● EXERCISE DESCRIPTION: From the material below, list every line containing "SIZE".

Dataset rows about figures
########################################

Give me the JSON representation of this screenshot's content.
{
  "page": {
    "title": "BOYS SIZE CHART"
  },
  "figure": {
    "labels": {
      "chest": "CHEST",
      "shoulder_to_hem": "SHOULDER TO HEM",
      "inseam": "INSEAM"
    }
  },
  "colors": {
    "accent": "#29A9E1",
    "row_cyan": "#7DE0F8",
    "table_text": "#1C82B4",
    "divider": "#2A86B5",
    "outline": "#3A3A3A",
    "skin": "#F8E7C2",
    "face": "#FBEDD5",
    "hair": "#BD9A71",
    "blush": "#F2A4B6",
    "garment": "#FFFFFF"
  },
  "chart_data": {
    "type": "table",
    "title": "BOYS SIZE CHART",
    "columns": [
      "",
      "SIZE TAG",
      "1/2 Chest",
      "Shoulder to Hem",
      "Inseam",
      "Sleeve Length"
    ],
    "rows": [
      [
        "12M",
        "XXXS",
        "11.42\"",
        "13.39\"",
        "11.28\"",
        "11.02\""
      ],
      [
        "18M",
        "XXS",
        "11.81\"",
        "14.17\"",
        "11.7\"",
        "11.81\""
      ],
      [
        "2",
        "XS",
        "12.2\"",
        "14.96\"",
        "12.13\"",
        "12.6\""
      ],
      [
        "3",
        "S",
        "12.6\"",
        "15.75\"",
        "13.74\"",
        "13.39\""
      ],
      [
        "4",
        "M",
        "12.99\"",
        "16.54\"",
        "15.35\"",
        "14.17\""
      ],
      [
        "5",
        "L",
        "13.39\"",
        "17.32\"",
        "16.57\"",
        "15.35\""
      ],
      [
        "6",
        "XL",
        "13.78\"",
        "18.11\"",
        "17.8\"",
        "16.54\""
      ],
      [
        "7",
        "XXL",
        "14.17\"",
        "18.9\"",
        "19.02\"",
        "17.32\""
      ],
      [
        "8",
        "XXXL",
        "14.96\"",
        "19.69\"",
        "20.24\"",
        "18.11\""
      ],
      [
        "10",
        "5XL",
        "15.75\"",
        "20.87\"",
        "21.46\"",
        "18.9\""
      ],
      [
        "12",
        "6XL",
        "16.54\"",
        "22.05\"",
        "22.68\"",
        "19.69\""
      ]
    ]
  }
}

########################################

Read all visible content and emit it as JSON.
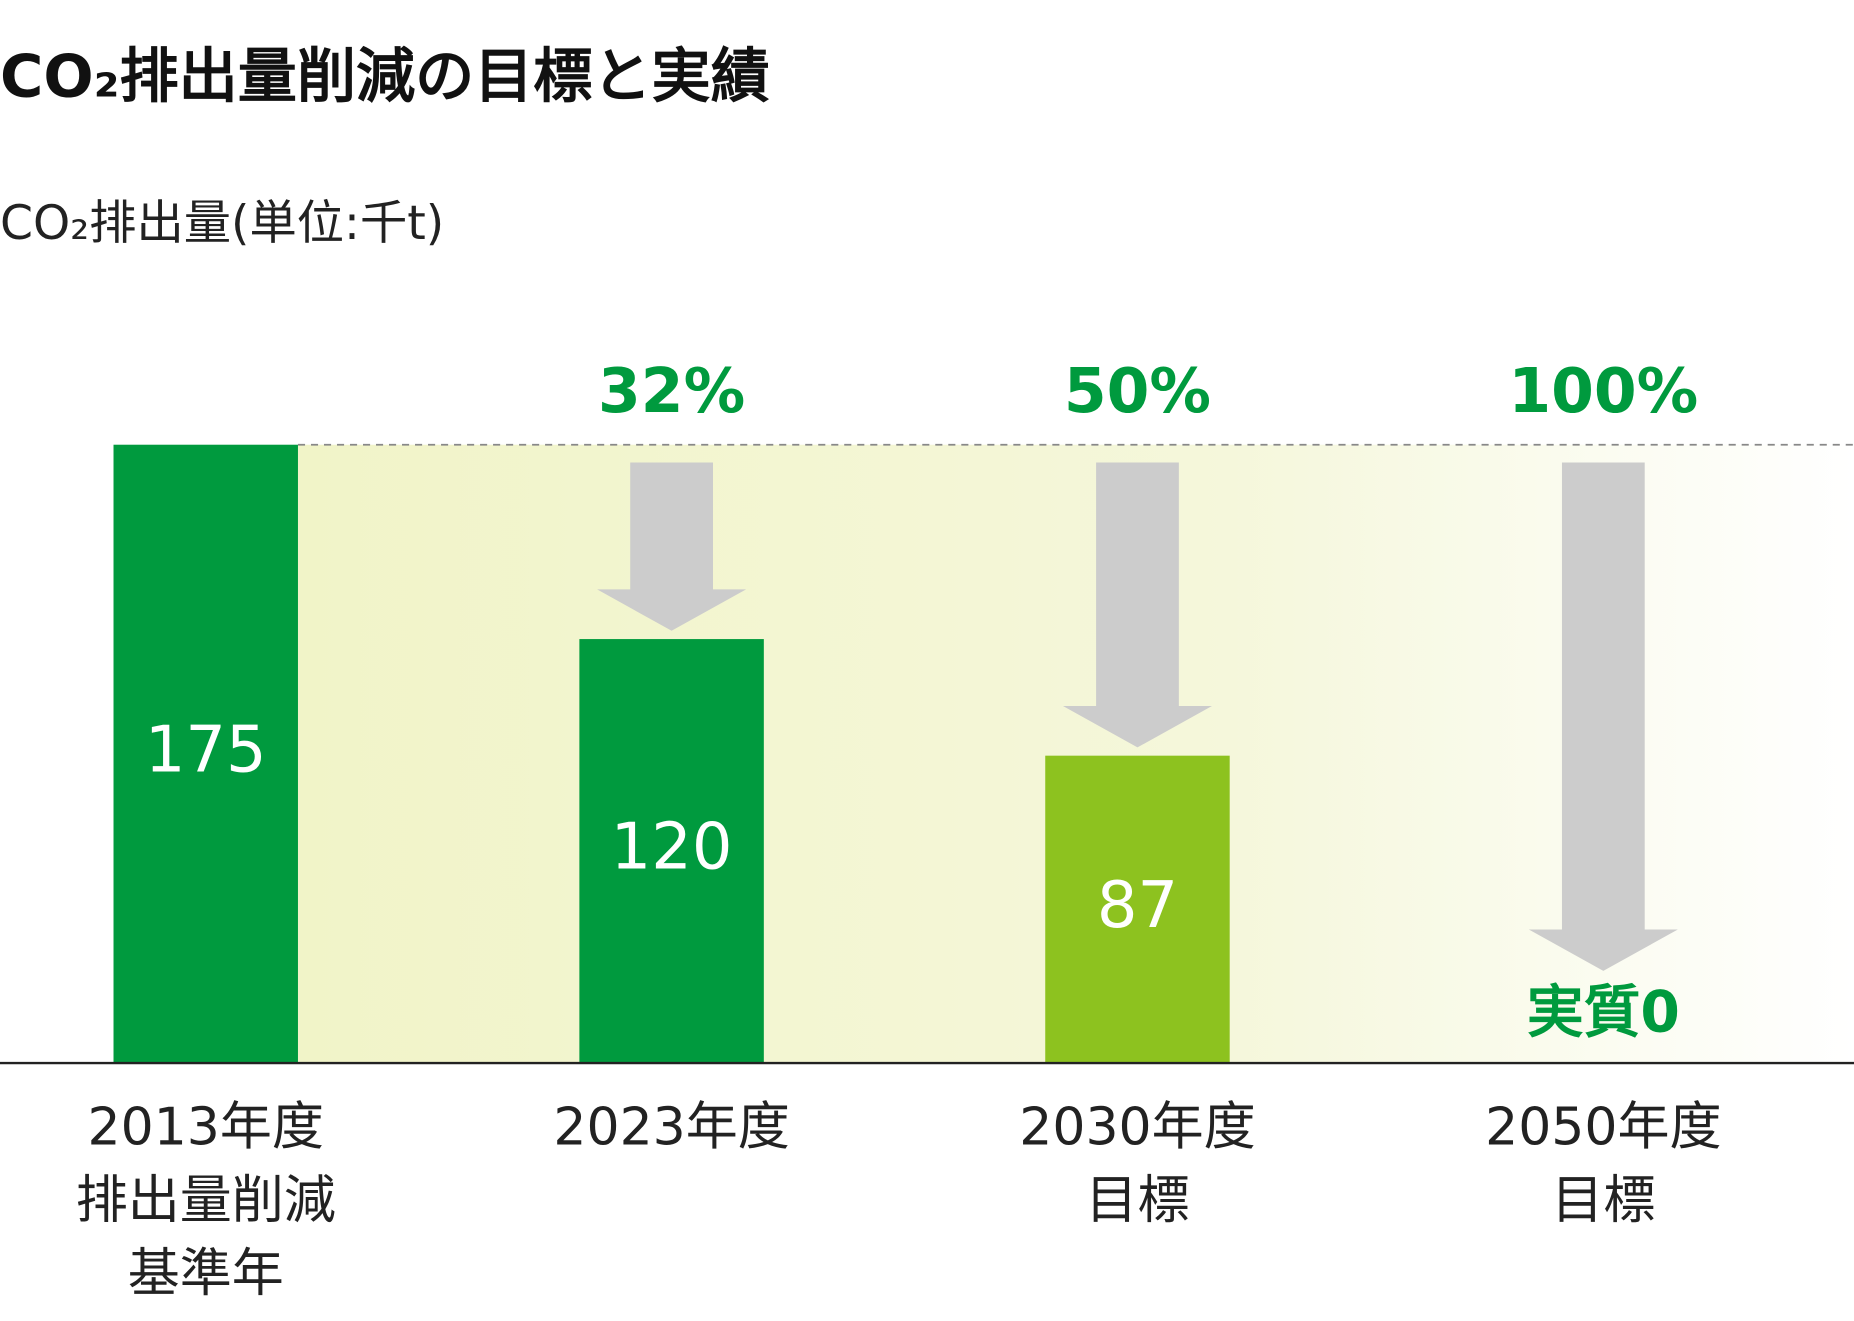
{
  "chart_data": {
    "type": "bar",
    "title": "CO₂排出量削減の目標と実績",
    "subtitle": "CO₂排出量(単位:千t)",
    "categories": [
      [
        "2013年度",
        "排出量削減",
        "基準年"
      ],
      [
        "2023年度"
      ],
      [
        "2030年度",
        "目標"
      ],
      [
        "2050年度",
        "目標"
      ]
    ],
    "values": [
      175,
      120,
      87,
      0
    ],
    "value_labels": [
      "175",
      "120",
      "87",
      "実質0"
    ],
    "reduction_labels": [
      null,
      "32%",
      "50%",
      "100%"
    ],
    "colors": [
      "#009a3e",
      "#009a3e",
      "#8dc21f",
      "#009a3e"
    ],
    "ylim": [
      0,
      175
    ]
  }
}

########################################

● FINISHED TASK:
    "title": "BOYS SIZE CHART"
    "title": "BOYS SIZE CHART",
      "SIZE TAG",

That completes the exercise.